> _Task requirements_
Repeat every line exactly, keeping the pictures out of the copy.
BEGIN
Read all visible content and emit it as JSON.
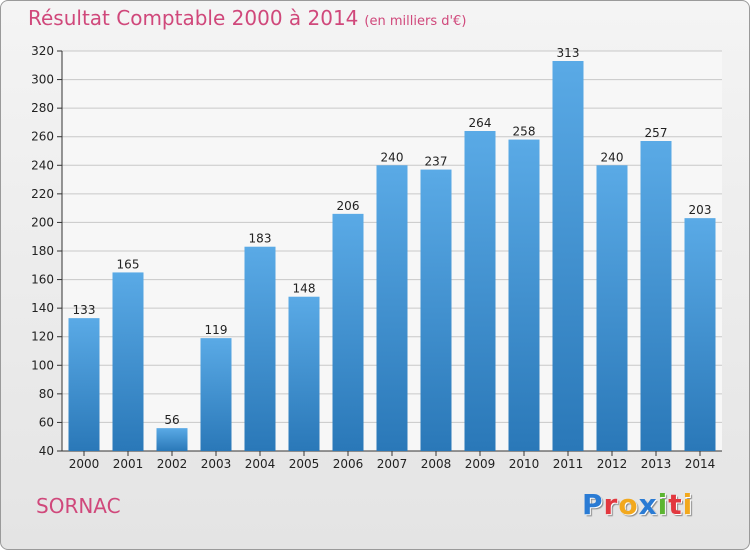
{
  "header": {
    "title": "Résultat Comptable 2000 à 2014",
    "subtitle": "(en milliers d'€)"
  },
  "footer": {
    "place": "SORNAC",
    "logo_letters": [
      "P",
      "r",
      "o",
      "x",
      "i",
      "t",
      "i"
    ],
    "logo_colors": [
      "#2a7bd4",
      "#e2383f",
      "#f2a81d",
      "#2a7bd4",
      "#5cb531",
      "#e2383f",
      "#f2a81d"
    ]
  },
  "colors": {
    "title": "#d0487b",
    "bar_top": "#5aaae6",
    "bar_bottom": "#2a78b8",
    "grid": "#c8c8c8",
    "axis": "#333333"
  },
  "chart_data": {
    "type": "bar",
    "categories": [
      "2000",
      "2001",
      "2002",
      "2003",
      "2004",
      "2005",
      "2006",
      "2007",
      "2008",
      "2009",
      "2010",
      "2011",
      "2012",
      "2013",
      "2014"
    ],
    "values": [
      133,
      165,
      56,
      119,
      183,
      148,
      206,
      240,
      237,
      264,
      258,
      313,
      240,
      257,
      203
    ],
    "title": "Résultat Comptable 2000 à 2014",
    "subtitle": "(en milliers d'€)",
    "ylim": [
      40,
      320
    ],
    "yticks": [
      40,
      60,
      80,
      100,
      120,
      140,
      160,
      180,
      200,
      220,
      240,
      260,
      280,
      300,
      320
    ],
    "grid": true,
    "data_labels": true
  }
}
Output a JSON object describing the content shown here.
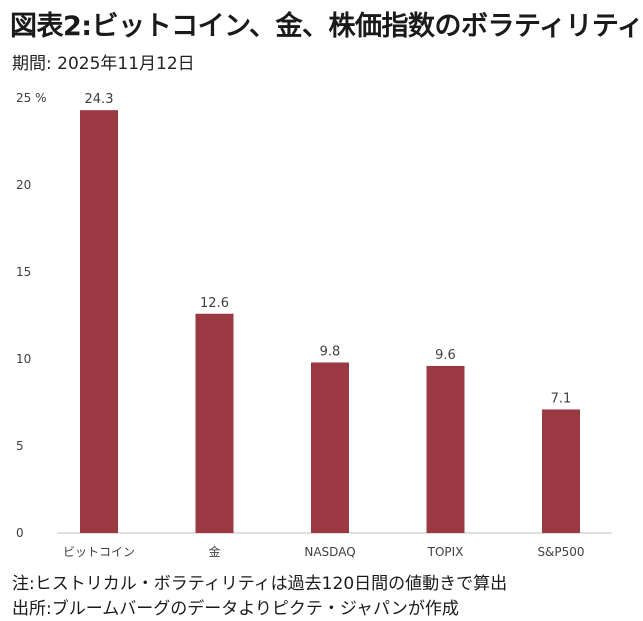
{
  "header": {
    "title": "図表2:ビットコイン、金、株価指数のボラティリティ",
    "subtitle": "期間: 2025年11月12日"
  },
  "chart_data": {
    "type": "bar",
    "categories": [
      "ビットコイン",
      "金",
      "NASDAQ",
      "TOPIX",
      "S&P500"
    ],
    "values": [
      24.3,
      12.6,
      9.8,
      9.6,
      7.1
    ],
    "data_labels": [
      "24.3",
      "12.6",
      "9.8",
      "9.6",
      "7.1"
    ],
    "yticks": [
      0,
      5,
      10,
      15,
      20,
      25
    ],
    "ytick_labels": [
      "0",
      "5",
      "10",
      "15",
      "20",
      "25 %"
    ],
    "ylim": [
      0,
      25
    ],
    "grid": false,
    "bar_color": "#9b3942"
  },
  "footer": {
    "note": "注:ヒストリカル・ボラティリティは過去120日間の値動きで算出",
    "source": "出所:ブルームバーグのデータよりピクテ・ジャパンが作成"
  }
}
END
> _Final result_
Read all visible content and emit it as JSON.
{
  "header": {
    "title": "Résultat Comptable 2000 à 2014",
    "subtitle": "(en milliers d'€)"
  },
  "footer": {
    "place": "SORNAC",
    "logo_letters": [
      "P",
      "r",
      "o",
      "x",
      "i",
      "t",
      "i"
    ],
    "logo_colors": [
      "#2a7bd4",
      "#e2383f",
      "#f2a81d",
      "#2a7bd4",
      "#5cb531",
      "#e2383f",
      "#f2a81d"
    ]
  },
  "colors": {
    "title": "#d0487b",
    "bar_top": "#5aaae6",
    "bar_bottom": "#2a78b8",
    "grid": "#c8c8c8",
    "axis": "#333333"
  },
  "chart_data": {
    "type": "bar",
    "categories": [
      "2000",
      "2001",
      "2002",
      "2003",
      "2004",
      "2005",
      "2006",
      "2007",
      "2008",
      "2009",
      "2010",
      "2011",
      "2012",
      "2013",
      "2014"
    ],
    "values": [
      133,
      165,
      56,
      119,
      183,
      148,
      206,
      240,
      237,
      264,
      258,
      313,
      240,
      257,
      203
    ],
    "title": "Résultat Comptable 2000 à 2014",
    "subtitle": "(en milliers d'€)",
    "ylim": [
      40,
      320
    ],
    "yticks": [
      40,
      60,
      80,
      100,
      120,
      140,
      160,
      180,
      200,
      220,
      240,
      260,
      280,
      300,
      320
    ],
    "grid": true,
    "data_labels": true
  }
}
Output a JSON object describing the content shown here.
{
  "header": {
    "title": "図表2:ビットコイン、金、株価指数のボラティリティ",
    "subtitle": "期間: 2025年11月12日"
  },
  "chart_data": {
    "type": "bar",
    "categories": [
      "ビットコイン",
      "金",
      "NASDAQ",
      "TOPIX",
      "S&P500"
    ],
    "values": [
      24.3,
      12.6,
      9.8,
      9.6,
      7.1
    ],
    "data_labels": [
      "24.3",
      "12.6",
      "9.8",
      "9.6",
      "7.1"
    ],
    "yticks": [
      0,
      5,
      10,
      15,
      20,
      25
    ],
    "ytick_labels": [
      "0",
      "5",
      "10",
      "15",
      "20",
      "25 %"
    ],
    "ylim": [
      0,
      25
    ],
    "grid": false,
    "bar_color": "#9b3942"
  },
  "footer": {
    "note": "注:ヒストリカル・ボラティリティは過去120日間の値動きで算出",
    "source": "出所:ブルームバーグのデータよりピクテ・ジャパンが作成"
  }
}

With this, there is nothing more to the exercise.